• EXERCISE: The records should be repeated word for word, pictures excluded.

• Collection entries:
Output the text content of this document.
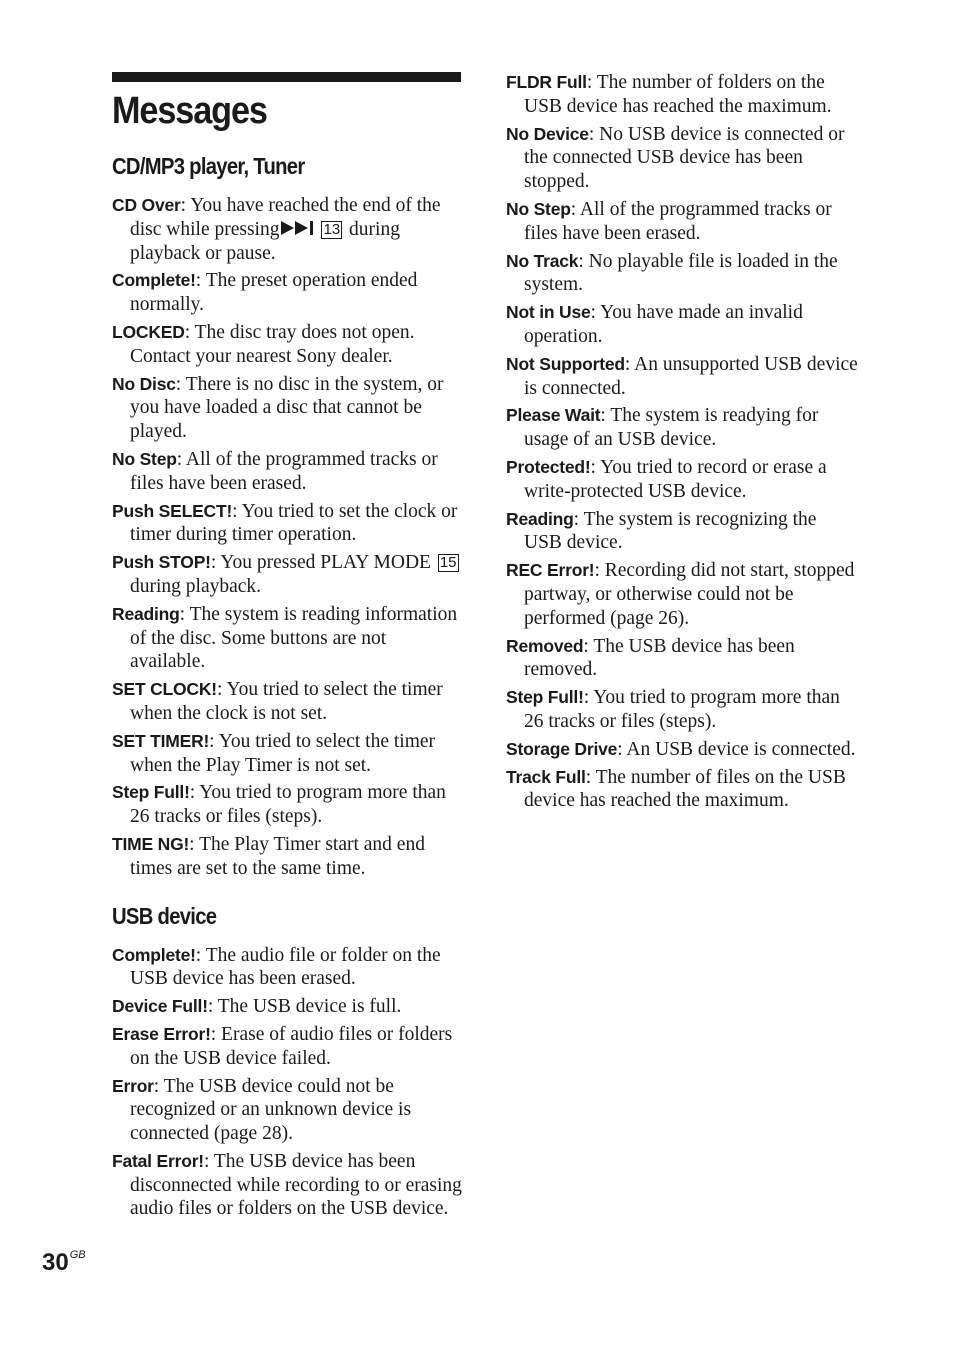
Messages
CD/MP3 player, Tuner

CD Over: You have reached the end of the disc while pressing	13 during playback or pause.

Complete!: The preset operation ended normally.

LOCKED: The disc tray does not open. Contact your nearest Sony dealer.

No Disc: There is no disc in the system, or you have loaded a disc that cannot be played.

No Step: All of the programmed tracks or files have been erased.

Push SELECT!: You tried to set the clock or timer during timer operation.

Push STOP!: You pressed PLAY MODE 15 during playback.

Reading: The system is reading information of the disc. Some buttons are not available.

SET CLOCK!: You tried to select the timer when the clock is not set.

SET TIMER!: You tried to select the timer when the Play Timer is not set.

Step Full!: You tried to program more than 26 tracks or files (steps).

TIME NG!: The Play Timer start and end times are set to the same time.

USB device

Complete!: The audio file or folder on the USB device has been erased.

Device Full!: The USB device is full.

Erase Error!: Erase of audio files or folders on the USB device failed.

Error: The USB device could not be recognized or an unknown device is connected (page 28).

Fatal Error!: The USB device has been disconnected while recording to or erasing audio files or folders on the USB device.

FLDR Full: The number of folders on the USB device has reached the maximum.

No Device: No USB device is connected or the connected USB device has been stopped.

No Step: All of the programmed tracks or files have been erased.

No Track: No playable file is loaded in the system.

Not in Use: You have made an invalid operation.

Not Supported: An unsupported USB device is connected.

Please Wait: The system is readying for usage of an USB device.

Protected!: You tried to record or erase a write-protected USB device.

Reading: The system is recognizing the USB device.

REC Error!: Recording did not start, stopped partway, or otherwise could not be performed (page 26).

Removed: The USB device has been removed.

Step Full!: You tried to program more than 26 tracks or files (steps).

Storage Drive: An USB device is connected.

Track Full: The number of files on the USB device has reached the maximum.

$30^{GB}$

• SOLUTION FOR THIS EXERCISE:
Output the text content of this document.
Messages
CD/MP3 player, Tuner

CD Over: You have reached the end of the disc while pressing	13 during playback or pause.

Complete!: The preset operation ended normally.

LOCKED: The disc tray does not open. Contact your nearest Sony dealer.

No Disc: There is no disc in the system, or you have loaded a disc that cannot be played.

No Step: All of the programmed tracks or files have been erased.

Push SELECT!: You tried to set the clock or timer during timer operation.

Push STOP!: You pressed PLAY MODE 15 during playback.

Reading: The system is reading information of the disc. Some buttons are not available.

SET CLOCK!: You tried to select the timer when the clock is not set.

SET TIMER!: You tried to select the timer when the Play Timer is not set.

Step Full!: You tried to program more than 26 tracks or files (steps).

TIME NG!: The Play Timer start and end times are set to the same time.

USB device

Complete!: The audio file or folder on the USB device has been erased.

Device Full!: The USB device is full.

Erase Error!: Erase of audio files or folders on the USB device failed.

Error: The USB device could not be recognized or an unknown device is connected (page 28).

Fatal Error!: The USB device has been disconnected while recording to or erasing audio files or folders on the USB device.

FLDR Full: The number of folders on the USB device has reached the maximum.

No Device: No USB device is connected or the connected USB device has been stopped.

No Step: All of the programmed tracks or files have been erased.

No Track: No playable file is loaded in the system.

Not in Use: You have made an invalid operation.

Not Supported: An unsupported USB device is connected.

Please Wait: The system is readying for usage of an USB device.

Protected!: You tried to record or erase a write-protected USB device.

Reading: The system is recognizing the USB device.

REC Error!: Recording did not start, stopped partway, or otherwise could not be performed (page 26).

Removed: The USB device has been removed.

Step Full!: You tried to program more than 26 tracks or files (steps).

Storage Drive: An USB device is connected.

Track Full: The number of files on the USB device has reached the maximum.

$30^{GB}$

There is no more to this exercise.